# [TASK]
Output all lines exactly, with nothing added or dropped.

# [SOURCE MATERIAL]
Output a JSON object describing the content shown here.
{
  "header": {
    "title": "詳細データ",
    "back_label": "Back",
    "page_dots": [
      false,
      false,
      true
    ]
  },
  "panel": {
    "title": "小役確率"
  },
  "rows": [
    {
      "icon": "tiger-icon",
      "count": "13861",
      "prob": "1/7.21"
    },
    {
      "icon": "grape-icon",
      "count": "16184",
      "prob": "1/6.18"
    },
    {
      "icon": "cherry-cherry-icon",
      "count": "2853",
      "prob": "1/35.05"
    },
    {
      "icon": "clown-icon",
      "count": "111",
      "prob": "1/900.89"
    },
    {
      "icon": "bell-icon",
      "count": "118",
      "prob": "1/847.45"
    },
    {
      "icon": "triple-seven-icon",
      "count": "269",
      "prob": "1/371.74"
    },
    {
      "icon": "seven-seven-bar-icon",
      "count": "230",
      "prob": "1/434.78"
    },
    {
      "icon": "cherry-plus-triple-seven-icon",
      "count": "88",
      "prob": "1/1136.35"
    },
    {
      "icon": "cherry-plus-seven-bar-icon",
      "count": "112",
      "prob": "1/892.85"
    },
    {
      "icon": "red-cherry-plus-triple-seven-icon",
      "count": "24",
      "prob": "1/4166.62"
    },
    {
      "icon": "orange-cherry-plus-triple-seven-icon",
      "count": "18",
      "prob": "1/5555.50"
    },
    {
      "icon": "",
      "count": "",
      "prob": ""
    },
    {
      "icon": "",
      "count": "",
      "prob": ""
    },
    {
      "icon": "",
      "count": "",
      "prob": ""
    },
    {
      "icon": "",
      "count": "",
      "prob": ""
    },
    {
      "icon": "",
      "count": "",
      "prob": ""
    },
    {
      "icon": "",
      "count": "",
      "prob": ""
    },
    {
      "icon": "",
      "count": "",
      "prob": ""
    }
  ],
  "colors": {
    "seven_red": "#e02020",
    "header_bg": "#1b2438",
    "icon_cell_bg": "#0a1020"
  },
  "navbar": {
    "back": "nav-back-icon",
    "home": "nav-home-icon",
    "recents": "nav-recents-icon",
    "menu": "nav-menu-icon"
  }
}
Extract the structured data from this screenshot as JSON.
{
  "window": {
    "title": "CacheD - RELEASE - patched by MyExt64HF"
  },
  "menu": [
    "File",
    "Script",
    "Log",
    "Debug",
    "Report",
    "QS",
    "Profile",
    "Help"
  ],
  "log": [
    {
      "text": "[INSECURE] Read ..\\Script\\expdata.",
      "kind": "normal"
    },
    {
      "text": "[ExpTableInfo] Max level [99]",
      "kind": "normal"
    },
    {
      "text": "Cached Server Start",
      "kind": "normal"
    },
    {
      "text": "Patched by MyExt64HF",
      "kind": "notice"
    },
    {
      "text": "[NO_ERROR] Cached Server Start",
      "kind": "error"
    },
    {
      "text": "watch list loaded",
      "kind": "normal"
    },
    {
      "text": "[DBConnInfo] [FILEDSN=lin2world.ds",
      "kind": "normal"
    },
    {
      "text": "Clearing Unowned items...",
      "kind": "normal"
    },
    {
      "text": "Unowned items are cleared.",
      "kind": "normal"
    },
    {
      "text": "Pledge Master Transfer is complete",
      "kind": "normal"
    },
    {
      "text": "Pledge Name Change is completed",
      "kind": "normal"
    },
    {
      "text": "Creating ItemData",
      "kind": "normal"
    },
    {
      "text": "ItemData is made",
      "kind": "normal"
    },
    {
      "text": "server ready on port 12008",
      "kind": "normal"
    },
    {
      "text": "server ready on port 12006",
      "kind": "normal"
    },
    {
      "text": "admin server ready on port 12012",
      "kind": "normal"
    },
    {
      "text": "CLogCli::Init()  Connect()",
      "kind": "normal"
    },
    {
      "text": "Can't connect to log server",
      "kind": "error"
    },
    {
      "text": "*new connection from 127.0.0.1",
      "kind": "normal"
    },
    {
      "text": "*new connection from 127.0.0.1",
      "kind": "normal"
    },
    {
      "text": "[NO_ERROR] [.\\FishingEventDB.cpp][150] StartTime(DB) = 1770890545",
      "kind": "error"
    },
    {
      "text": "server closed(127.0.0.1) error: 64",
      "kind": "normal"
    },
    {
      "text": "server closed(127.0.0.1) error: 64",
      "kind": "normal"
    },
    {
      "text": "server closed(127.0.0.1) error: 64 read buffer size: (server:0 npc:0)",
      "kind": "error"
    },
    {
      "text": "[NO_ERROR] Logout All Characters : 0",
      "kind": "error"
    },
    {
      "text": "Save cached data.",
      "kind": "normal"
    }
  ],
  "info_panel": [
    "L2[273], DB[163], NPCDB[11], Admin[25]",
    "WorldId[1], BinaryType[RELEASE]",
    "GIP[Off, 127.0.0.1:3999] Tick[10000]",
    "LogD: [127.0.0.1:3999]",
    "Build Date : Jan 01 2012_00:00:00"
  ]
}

# [TASK OUTPUT]
Output a JSON object describing the content shown here.
{
  "header": {
    "title": "詳細データ",
    "back_label": "Back",
    "page_dots": [
      false,
      false,
      true
    ]
  },
  "panel": {
    "title": "小役確率"
  },
  "rows": [
    {
      "icon": "tiger-icon",
      "count": "13861",
      "prob": "1/7.21"
    },
    {
      "icon": "grape-icon",
      "count": "16184",
      "prob": "1/6.18"
    },
    {
      "icon": "cherry-cherry-icon",
      "count": "2853",
      "prob": "1/35.05"
    },
    {
      "icon": "clown-icon",
      "count": "111",
      "prob": "1/900.89"
    },
    {
      "icon": "bell-icon",
      "count": "118",
      "prob": "1/847.45"
    },
    {
      "icon": "triple-seven-icon",
      "count": "269",
      "prob": "1/371.74"
    },
    {
      "icon": "seven-seven-bar-icon",
      "count": "230",
      "prob": "1/434.78"
    },
    {
      "icon": "cherry-plus-triple-seven-icon",
      "count": "88",
      "prob": "1/1136.35"
    },
    {
      "icon": "cherry-plus-seven-bar-icon",
      "count": "112",
      "prob": "1/892.85"
    },
    {
      "icon": "red-cherry-plus-triple-seven-icon",
      "count": "24",
      "prob": "1/4166.62"
    },
    {
      "icon": "orange-cherry-plus-triple-seven-icon",
      "count": "18",
      "prob": "1/5555.50"
    },
    {
      "icon": "",
      "count": "",
      "prob": ""
    },
    {
      "icon": "",
      "count": "",
      "prob": ""
    },
    {
      "icon": "",
      "count": "",
      "prob": ""
    },
    {
      "icon": "",
      "count": "",
      "prob": ""
    },
    {
      "icon": "",
      "count": "",
      "prob": ""
    },
    {
      "icon": "",
      "count": "",
      "prob": ""
    },
    {
      "icon": "",
      "count": "",
      "prob": ""
    }
  ],
  "colors": {
    "seven_red": "#e02020",
    "header_bg": "#1b2438",
    "icon_cell_bg": "#0a1020"
  },
  "navbar": {
    "back": "nav-back-icon",
    "home": "nav-home-icon",
    "recents": "nav-recents-icon",
    "menu": "nav-menu-icon"
  }
}
Extract the structured data from this screenshot as JSON.
{
  "window": {
    "title": "CacheD - RELEASE - patched by MyExt64HF"
  },
  "menu": [
    "File",
    "Script",
    "Log",
    "Debug",
    "Report",
    "QS",
    "Profile",
    "Help"
  ],
  "log": [
    {
      "text": "[INSECURE] Read ..\\Script\\expdata.",
      "kind": "normal"
    },
    {
      "text": "[ExpTableInfo] Max level [99]",
      "kind": "normal"
    },
    {
      "text": "Cached Server Start",
      "kind": "normal"
    },
    {
      "text": "Patched by MyExt64HF",
      "kind": "notice"
    },
    {
      "text": "[NO_ERROR] Cached Server Start",
      "kind": "error"
    },
    {
      "text": "watch list loaded",
      "kind": "normal"
    },
    {
      "text": "[DBConnInfo] [FILEDSN=lin2world.ds",
      "kind": "normal"
    },
    {
      "text": "Clearing Unowned items...",
      "kind": "normal"
    },
    {
      "text": "Unowned items are cleared.",
      "kind": "normal"
    },
    {
      "text": "Pledge Master Transfer is complete",
      "kind": "normal"
    },
    {
      "text": "Pledge Name Change is completed",
      "kind": "normal"
    },
    {
      "text": "Creating ItemData",
      "kind": "normal"
    },
    {
      "text": "ItemData is made",
      "kind": "normal"
    },
    {
      "text": "server ready on port 12008",
      "kind": "normal"
    },
    {
      "text": "server ready on port 12006",
      "kind": "normal"
    },
    {
      "text": "admin server ready on port 12012",
      "kind": "normal"
    },
    {
      "text": "CLogCli::Init()  Connect()",
      "kind": "normal"
    },
    {
      "text": "Can't connect to log server",
      "kind": "error"
    },
    {
      "text": "*new connection from 127.0.0.1",
      "kind": "normal"
    },
    {
      "text": "*new connection from 127.0.0.1",
      "kind": "normal"
    },
    {
      "text": "[NO_ERROR] [.\\FishingEventDB.cpp][150] StartTime(DB) = 1770890545",
      "kind": "error"
    },
    {
      "text": "server closed(127.0.0.1) error: 64",
      "kind": "normal"
    },
    {
      "text": "server closed(127.0.0.1) error: 64",
      "kind": "normal"
    },
    {
      "text": "server closed(127.0.0.1) error: 64 read buffer size: (server:0 npc:0)",
      "kind": "error"
    },
    {
      "text": "[NO_ERROR] Logout All Characters : 0",
      "kind": "error"
    },
    {
      "text": "Save cached data.",
      "kind": "normal"
    }
  ],
  "info_panel": [
    "L2[273], DB[163], NPCDB[11], Admin[25]",
    "WorldId[1], BinaryType[RELEASE]",
    "GIP[Off, 127.0.0.1:3999] Tick[10000]",
    "LogD: [127.0.0.1:3999]",
    "Build Date : Jan 01 2012_00:00:00"
  ]
}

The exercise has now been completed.